To be done:
Transcribe the data in full and exactly, omitting any pictures.

Stored rows:

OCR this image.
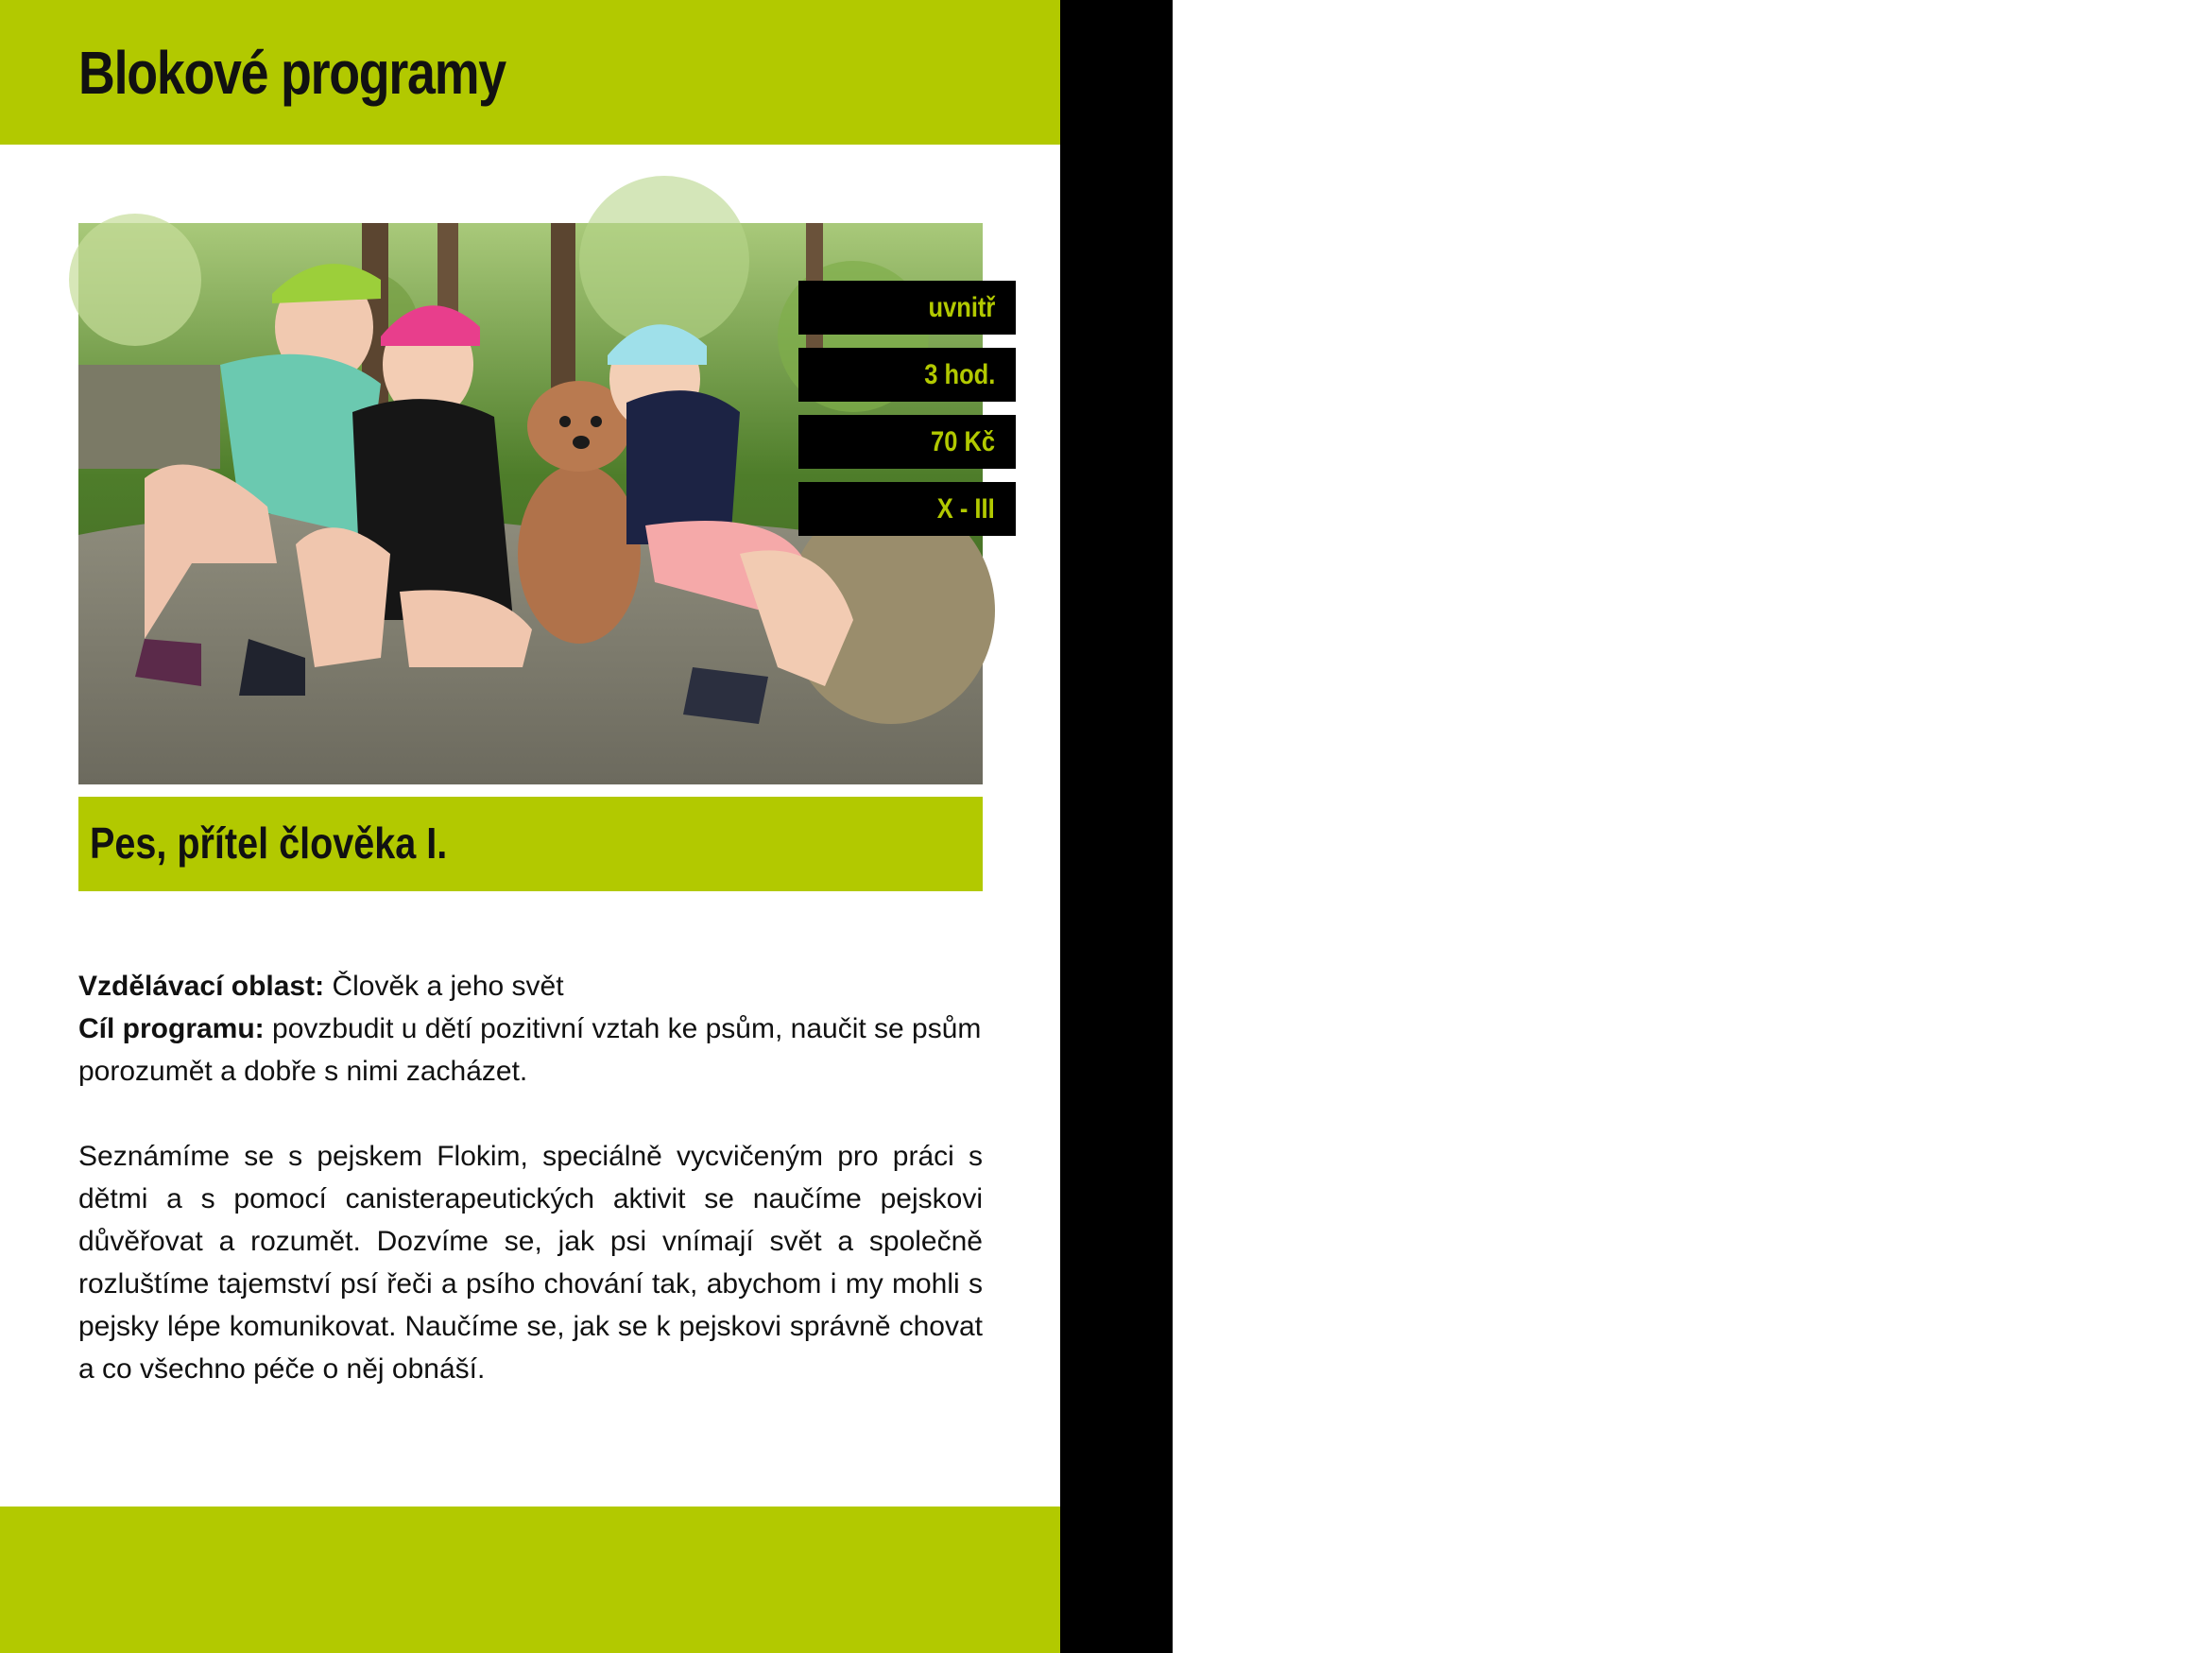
Blokové programy
Základní škola I. stupeň
uvnitř
3 hod.
70 Kč
X - III
Pes, přítel člověka I.

Vzdělávací oblast: Člověk a jeho svět

Cíl programu: povzbudit u dětí pozitivní vztah ke psům, naučit se psům porozumět a dobře s nimi zacházet.

Seznámíme se s pejskem Flokim, speciálně vycvičeným pro práci s dětmi a s pomocí canisterapeutických aktivit se naučíme pejskovi důvěřovat a rozumět. Dozvíme se, jak psi vnímají svět a společně rozluštíme tajemství psí řeči a psího chování tak, abychom i my mohli s pejsky lépe komunikovat. Naučíme se, jak se k pejskovi správně chovat a co všechno péče o něj obnáší.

Final answer:
OCR this image.
Blokové programy
Základní škola I. stupeň
uvnitř
3 hod.
70 Kč
X - III
Pes, přítel člověka I.

Vzdělávací oblast: Člověk a jeho svět

Cíl programu: povzbudit u dětí pozitivní vztah ke psům, naučit se psům porozumět a dobře s nimi zacházet.

Seznámíme se s pejskem Flokim, speciálně vycvičeným pro práci s dětmi a s pomocí canisterapeutických aktivit se naučíme pejskovi důvěřovat a rozumět. Dozvíme se, jak psi vnímají svět a společně rozluštíme tajemství psí řeči a psího chování tak, abychom i my mohli s pejsky lépe komunikovat. Naučíme se, jak se k pejskovi správně chovat a co všechno péče o něj obnáší.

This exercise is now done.